**Extracted data:**
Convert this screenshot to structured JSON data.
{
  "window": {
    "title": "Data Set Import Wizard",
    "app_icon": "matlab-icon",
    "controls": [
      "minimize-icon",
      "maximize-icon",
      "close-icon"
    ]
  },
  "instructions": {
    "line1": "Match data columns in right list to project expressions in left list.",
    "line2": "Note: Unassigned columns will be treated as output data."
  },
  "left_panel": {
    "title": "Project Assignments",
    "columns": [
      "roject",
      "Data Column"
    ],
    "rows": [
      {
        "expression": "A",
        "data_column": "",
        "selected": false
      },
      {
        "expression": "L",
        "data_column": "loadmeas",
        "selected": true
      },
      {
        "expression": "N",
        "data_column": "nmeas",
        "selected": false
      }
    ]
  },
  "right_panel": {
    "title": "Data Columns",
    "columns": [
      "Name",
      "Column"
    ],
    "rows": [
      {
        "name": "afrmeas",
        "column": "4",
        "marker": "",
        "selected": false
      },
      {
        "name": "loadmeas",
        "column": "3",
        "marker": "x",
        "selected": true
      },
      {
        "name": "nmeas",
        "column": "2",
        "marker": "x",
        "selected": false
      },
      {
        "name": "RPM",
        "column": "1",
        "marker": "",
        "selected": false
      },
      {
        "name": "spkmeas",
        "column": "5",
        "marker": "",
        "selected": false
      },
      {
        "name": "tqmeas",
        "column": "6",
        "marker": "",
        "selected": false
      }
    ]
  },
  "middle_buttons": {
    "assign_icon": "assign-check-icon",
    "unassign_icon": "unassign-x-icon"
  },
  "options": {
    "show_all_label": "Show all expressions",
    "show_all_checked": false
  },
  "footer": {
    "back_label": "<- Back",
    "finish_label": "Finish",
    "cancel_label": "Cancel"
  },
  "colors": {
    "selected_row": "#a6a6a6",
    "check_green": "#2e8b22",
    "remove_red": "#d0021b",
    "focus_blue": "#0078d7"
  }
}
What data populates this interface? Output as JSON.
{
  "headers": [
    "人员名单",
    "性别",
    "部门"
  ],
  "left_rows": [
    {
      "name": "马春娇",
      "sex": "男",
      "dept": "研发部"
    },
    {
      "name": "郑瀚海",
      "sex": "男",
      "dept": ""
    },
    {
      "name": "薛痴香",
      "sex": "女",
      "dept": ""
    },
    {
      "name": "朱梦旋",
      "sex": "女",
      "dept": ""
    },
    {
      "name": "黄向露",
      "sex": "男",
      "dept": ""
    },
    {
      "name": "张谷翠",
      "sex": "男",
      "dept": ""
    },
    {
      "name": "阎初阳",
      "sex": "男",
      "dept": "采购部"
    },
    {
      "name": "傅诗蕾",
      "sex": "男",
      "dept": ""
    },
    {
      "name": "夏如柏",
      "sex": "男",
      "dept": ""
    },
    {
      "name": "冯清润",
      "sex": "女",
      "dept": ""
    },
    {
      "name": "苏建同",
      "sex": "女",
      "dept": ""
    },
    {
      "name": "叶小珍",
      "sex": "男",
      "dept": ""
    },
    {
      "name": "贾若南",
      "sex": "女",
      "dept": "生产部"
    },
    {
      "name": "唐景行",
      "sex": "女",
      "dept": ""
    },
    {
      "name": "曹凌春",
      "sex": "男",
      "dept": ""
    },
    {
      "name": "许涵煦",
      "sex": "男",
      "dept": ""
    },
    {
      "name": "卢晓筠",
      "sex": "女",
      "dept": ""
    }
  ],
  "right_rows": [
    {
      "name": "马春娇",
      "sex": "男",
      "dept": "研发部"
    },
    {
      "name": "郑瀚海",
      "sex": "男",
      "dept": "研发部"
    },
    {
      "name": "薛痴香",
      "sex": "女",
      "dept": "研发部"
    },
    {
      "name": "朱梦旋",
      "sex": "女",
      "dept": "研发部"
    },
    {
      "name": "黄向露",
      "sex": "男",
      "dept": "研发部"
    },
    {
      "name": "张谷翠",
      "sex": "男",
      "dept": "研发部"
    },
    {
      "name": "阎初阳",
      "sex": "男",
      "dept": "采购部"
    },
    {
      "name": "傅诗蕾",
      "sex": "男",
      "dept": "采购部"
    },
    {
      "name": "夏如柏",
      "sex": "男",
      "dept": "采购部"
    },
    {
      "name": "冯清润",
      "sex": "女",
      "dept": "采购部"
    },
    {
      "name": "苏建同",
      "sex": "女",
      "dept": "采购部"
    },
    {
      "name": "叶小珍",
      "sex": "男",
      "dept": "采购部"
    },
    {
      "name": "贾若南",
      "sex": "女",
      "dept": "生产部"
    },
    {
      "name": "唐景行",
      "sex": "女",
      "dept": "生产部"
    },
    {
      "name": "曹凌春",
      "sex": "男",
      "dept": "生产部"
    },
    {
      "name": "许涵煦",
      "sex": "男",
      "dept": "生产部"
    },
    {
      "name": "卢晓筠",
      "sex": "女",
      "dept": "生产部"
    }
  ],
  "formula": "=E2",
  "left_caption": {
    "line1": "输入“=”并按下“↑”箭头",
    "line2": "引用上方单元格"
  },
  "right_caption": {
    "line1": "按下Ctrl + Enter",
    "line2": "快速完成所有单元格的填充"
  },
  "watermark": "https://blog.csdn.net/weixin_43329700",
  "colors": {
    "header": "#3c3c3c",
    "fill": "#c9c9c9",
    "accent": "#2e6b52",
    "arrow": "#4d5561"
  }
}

**Problem description:** Output each entry precisely as given.

**Task response:**
Convert this screenshot to structured JSON data.
{
  "window": {
    "title": "Data Set Import Wizard",
    "app_icon": "matlab-icon",
    "controls": [
      "minimize-icon",
      "maximize-icon",
      "close-icon"
    ]
  },
  "instructions": {
    "line1": "Match data columns in right list to project expressions in left list.",
    "line2": "Note: Unassigned columns will be treated as output data."
  },
  "left_panel": {
    "title": "Project Assignments",
    "columns": [
      "roject",
      "Data Column"
    ],
    "rows": [
      {
        "expression": "A",
        "data_column": "",
        "selected": false
      },
      {
        "expression": "L",
        "data_column": "loadmeas",
        "selected": true
      },
      {
        "expression": "N",
        "data_column": "nmeas",
        "selected": false
      }
    ]
  },
  "right_panel": {
    "title": "Data Columns",
    "columns": [
      "Name",
      "Column"
    ],
    "rows": [
      {
        "name": "afrmeas",
        "column": "4",
        "marker": "",
        "selected": false
      },
      {
        "name": "loadmeas",
        "column": "3",
        "marker": "x",
        "selected": true
      },
      {
        "name": "nmeas",
        "column": "2",
        "marker": "x",
        "selected": false
      },
      {
        "name": "RPM",
        "column": "1",
        "marker": "",
        "selected": false
      },
      {
        "name": "spkmeas",
        "column": "5",
        "marker": "",
        "selected": false
      },
      {
        "name": "tqmeas",
        "column": "6",
        "marker": "",
        "selected": false
      }
    ]
  },
  "middle_buttons": {
    "assign_icon": "assign-check-icon",
    "unassign_icon": "unassign-x-icon"
  },
  "options": {
    "show_all_label": "Show all expressions",
    "show_all_checked": false
  },
  "footer": {
    "back_label": "<- Back",
    "finish_label": "Finish",
    "cancel_label": "Cancel"
  },
  "colors": {
    "selected_row": "#a6a6a6",
    "check_green": "#2e8b22",
    "remove_red": "#d0021b",
    "focus_blue": "#0078d7"
  }
}
What data populates this interface? Output as JSON.
{
  "headers": [
    "人员名单",
    "性别",
    "部门"
  ],
  "left_rows": [
    {
      "name": "马春娇",
      "sex": "男",
      "dept": "研发部"
    },
    {
      "name": "郑瀚海",
      "sex": "男",
      "dept": ""
    },
    {
      "name": "薛痴香",
      "sex": "女",
      "dept": ""
    },
    {
      "name": "朱梦旋",
      "sex": "女",
      "dept": ""
    },
    {
      "name": "黄向露",
      "sex": "男",
      "dept": ""
    },
    {
      "name": "张谷翠",
      "sex": "男",
      "dept": ""
    },
    {
      "name": "阎初阳",
      "sex": "男",
      "dept": "采购部"
    },
    {
      "name": "傅诗蕾",
      "sex": "男",
      "dept": ""
    },
    {
      "name": "夏如柏",
      "sex": "男",
      "dept": ""
    },
    {
      "name": "冯清润",
      "sex": "女",
      "dept": ""
    },
    {
      "name": "苏建同",
      "sex": "女",
      "dept": ""
    },
    {
      "name": "叶小珍",
      "sex": "男",
      "dept": ""
    },
    {
      "name": "贾若南",
      "sex": "女",
      "dept": "生产部"
    },
    {
      "name": "唐景行",
      "sex": "女",
      "dept": ""
    },
    {
      "name": "曹凌春",
      "sex": "男",
      "dept": ""
    },
    {
      "name": "许涵煦",
      "sex": "男",
      "dept": ""
    },
    {
      "name": "卢晓筠",
      "sex": "女",
      "dept": ""
    }
  ],
  "right_rows": [
    {
      "name": "马春娇",
      "sex": "男",
      "dept": "研发部"
    },
    {
      "name": "郑瀚海",
      "sex": "男",
      "dept": "研发部"
    },
    {
      "name": "薛痴香",
      "sex": "女",
      "dept": "研发部"
    },
    {
      "name": "朱梦旋",
      "sex": "女",
      "dept": "研发部"
    },
    {
      "name": "黄向露",
      "sex": "男",
      "dept": "研发部"
    },
    {
      "name": "张谷翠",
      "sex": "男",
      "dept": "研发部"
    },
    {
      "name": "阎初阳",
      "sex": "男",
      "dept": "采购部"
    },
    {
      "name": "傅诗蕾",
      "sex": "男",
      "dept": "采购部"
    },
    {
      "name": "夏如柏",
      "sex": "男",
      "dept": "采购部"
    },
    {
      "name": "冯清润",
      "sex": "女",
      "dept": "采购部"
    },
    {
      "name": "苏建同",
      "sex": "女",
      "dept": "采购部"
    },
    {
      "name": "叶小珍",
      "sex": "男",
      "dept": "采购部"
    },
    {
      "name": "贾若南",
      "sex": "女",
      "dept": "生产部"
    },
    {
      "name": "唐景行",
      "sex": "女",
      "dept": "生产部"
    },
    {
      "name": "曹凌春",
      "sex": "男",
      "dept": "生产部"
    },
    {
      "name": "许涵煦",
      "sex": "男",
      "dept": "生产部"
    },
    {
      "name": "卢晓筠",
      "sex": "女",
      "dept": "生产部"
    }
  ],
  "formula": "=E2",
  "left_caption": {
    "line1": "输入“=”并按下“↑”箭头",
    "line2": "引用上方单元格"
  },
  "right_caption": {
    "line1": "按下Ctrl + Enter",
    "line2": "快速完成所有单元格的填充"
  },
  "watermark": "https://blog.csdn.net/weixin_43329700",
  "colors": {
    "header": "#3c3c3c",
    "fill": "#c9c9c9",
    "accent": "#2e6b52",
    "arrow": "#4d5561"
  }
}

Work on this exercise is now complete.